* **AVAILABLE RECORDS**:
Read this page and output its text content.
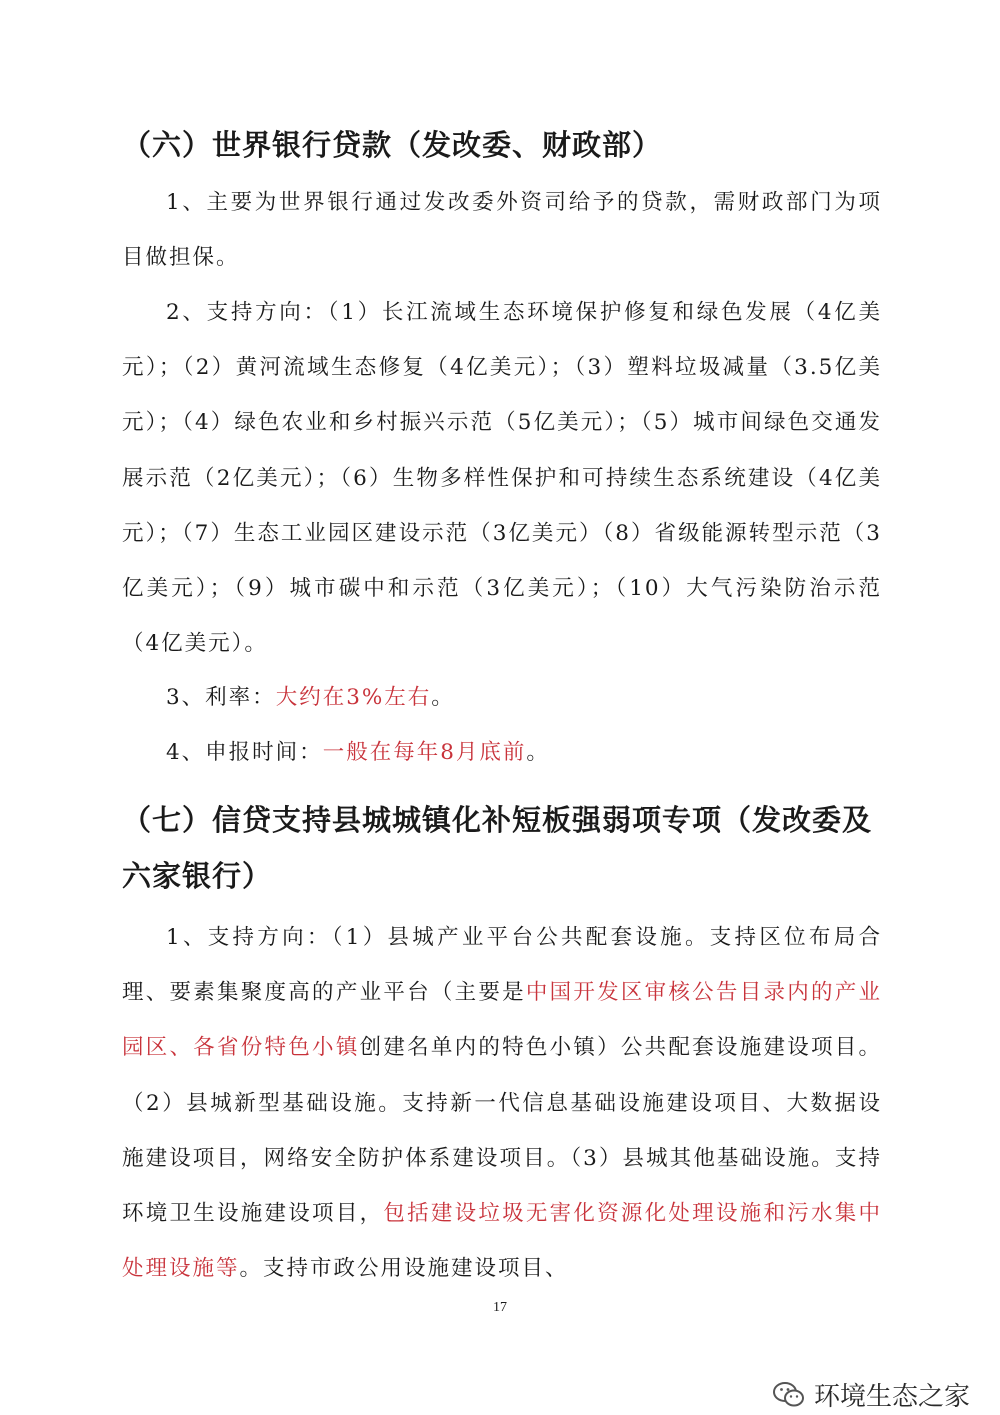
（六）世界银行贷款（发改委、财政部）

1、主要为世界银行通过发改委外资司给予的贷款，需财政部门为项目做担保。

2、支持方向：（1）长江流域生态环境保护修复和绿色发展（4亿美元）；（2）黄河流域生态修复（4亿美元）；（3）塑料垃圾减量（3.5亿美元）；（4）绿色农业和乡村振兴示范（5亿美元）；（5）城市间绿色交通发展示范（2亿美元）；（6）生物多样性保护和可持续生态系统建设（4亿美元）；（7）生态工业园区建设示范（3亿美元）（8）省级能源转型示范（3亿美元）；（9）城市碳中和示范（3亿美元）；（10）大气污染防治示范（4亿美元）。

3、利率：大约在3%左右。

4、申报时间：一般在每年8月底前。

（七）信贷支持县城城镇化补短板强弱项专项（发改委及六家银行）

1、支持方向：（1）县城产业平台公共配套设施。支持区位布局合理、要素集聚度高的产业平台（主要是中国开发区审核公告目录内的产业园区、各省份特色小镇创建名单内的特色小镇）公共配套设施建设项目。（2）县城新型基础设施。支持新一代信息基础设施建设项目、大数据设施建设项目，网络安全防护体系建设项目。（3）县城其他基础设施。支持环境卫生设施建设项目，包括建设垃圾无害化资源化处理设施和污水集中处理设施等。支持市政公用设施建设项目、

17
环境生态之家
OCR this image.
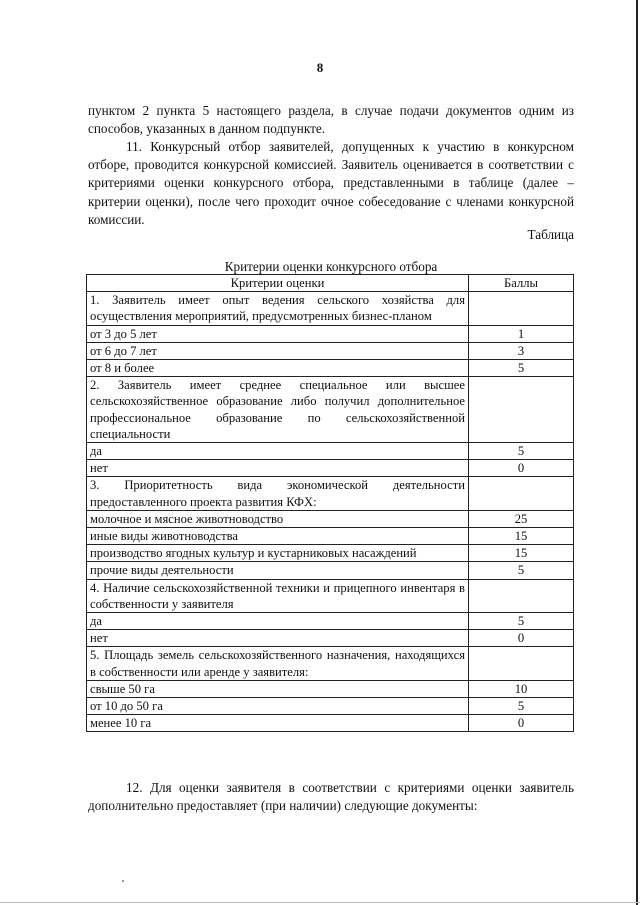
8
пунктом 2 пункта 5 настоящего раздела, в случае подачи документов одним из способов, указанных в данном подпункте.
11. Конкурсный отбор заявителей, допущенных к участию в конкурсном отборе, проводится конкурсной комиссией. Заявитель оценивается в соответствии с критериями оценки конкурсного отбора, представленными в таблице (далее – критерии оценки), после чего проходит очное собеседование с членами конкурсной комиссии.
Таблица
Критерии оценки конкурсного отбора
Критерии оценки	Баллы
1. Заявитель имеет опыт ведения сельского хозяйства для осуществления мероприятий, предусмотренных бизнес-планом	
от 3 до 5 лет	1
от 6 до 7 лет	3
от 8 и более	5
2. Заявитель имеет среднее специальное или высшее сельскохозяйственное образование либо получил дополнительное профессиональное образование по сельскохозяйственной специальности	
да	5
нет	0
3. Приоритетность вида экономической деятельности предоставленного проекта развития КФХ:	
молочное и мясное животноводство	25
иные виды животноводства	15
производство ягодных культур и кустарниковых насаждений	15
прочие виды деятельности	5
4. Наличие сельскохозяйственной техники и прицепного инвентаря в собственности у заявителя	
да	5
нет	0
5. Площадь земель сельскохозяйственного назначения, находящихся в собственности или аренде у заявителя:	
свыше 50 га	10
от 10 до 50 га	5
менее 10 га	0
12. Для оценки заявителя в соответствии с критериями оценки заявитель дополнительно предоставляет (при наличии) следующие документы:
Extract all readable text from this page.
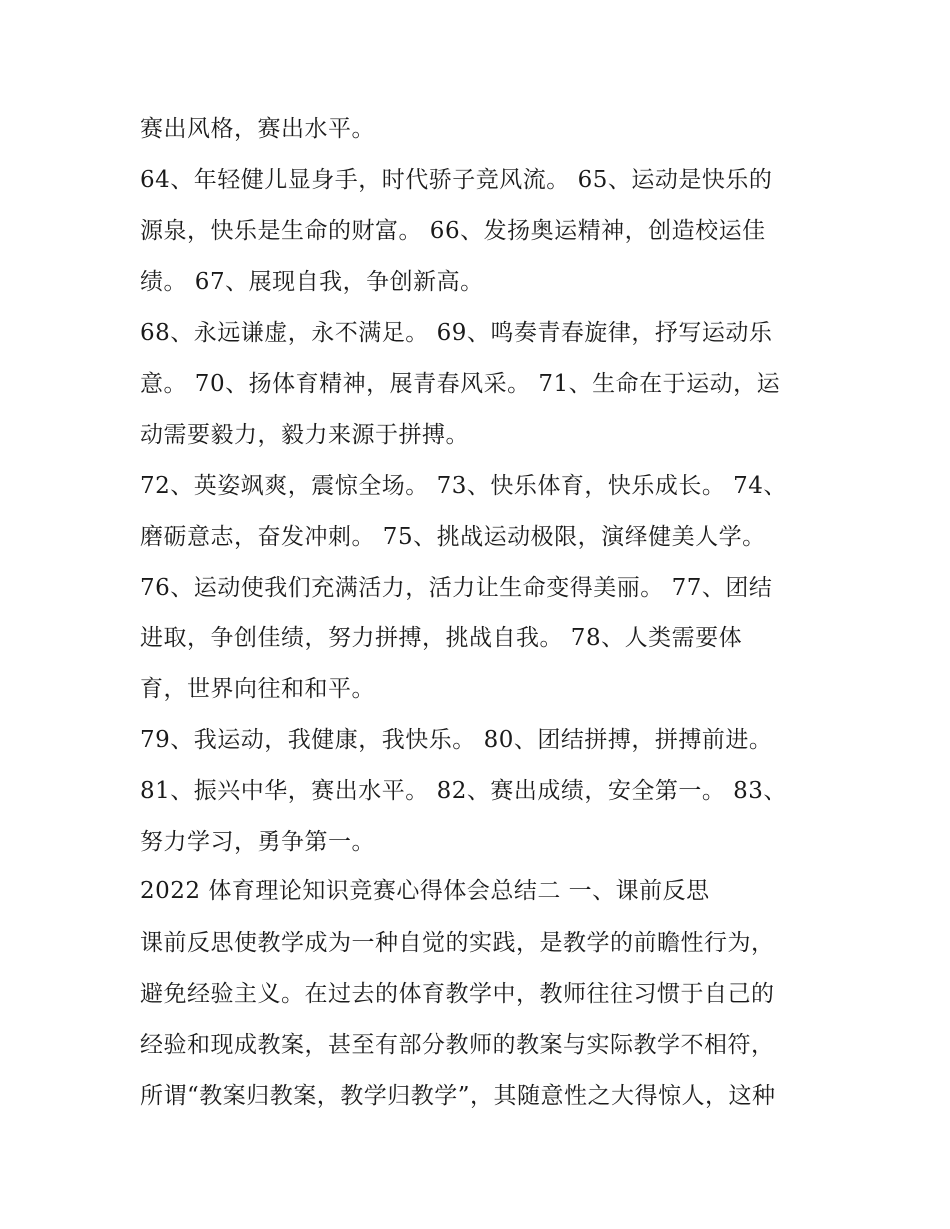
赛出风格，赛出水平。
64、年轻健儿显身手，时代骄子竞风流。 65、运动是快乐的
源泉，快乐是生命的财富。 66、发扬奥运精神，创造校运佳
绩。 67、展现自我，争创新高。
68、永远谦虚，永不满足。 69、鸣奏青春旋律，抒写运动乐
意。 70、扬体育精神，展青春风采。 71、生命在于运动，运
动需要毅力，毅力来源于拼搏。
72、英姿飒爽，震惊全场。 73、快乐体育，快乐成长。 74、
磨砺意志，奋发冲刺。 75、挑战运动极限，演绎健美人学。
76、运动使我们充满活力，活力让生命变得美丽。 77、团结
进取，争创佳绩，努力拼搏，挑战自我。 78、人类需要体
育，世界向往和和平。
79、我运动，我健康，我快乐。 80、团结拼搏，拼搏前进。
81、振兴中华，赛出水平。 82、赛出成绩，安全第一。 83、
努力学习，勇争第一。
2022 体育理论知识竞赛心得体会总结二 一、课前反思
课前反思使教学成为一种自觉的实践，是教学的前瞻性行为，
避免经验主义。在过去的体育教学中，教师往往习惯于自己的
经验和现成教案，甚至有部分教师的教案与实际教学不相符，
所谓“教案归教案，教学归教学”，其随意性之大得惊人，这种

* **WHAT THE TASK ASKS**:
Copy every line from the entries that contains the word "заявителя".

* **IN RESPONSE**:
4. Наличие сельскохозяйственной техники и прицепного инвентаря в собственности у заявителя	
5. Площадь земель сельскохозяйственного назначения, находящихся в собственности или аренде у заявителя:	
12. Для оценки заявителя в соответствии с критериями оценки заявитель дополнительно предоставляет (при наличии) следующие документы:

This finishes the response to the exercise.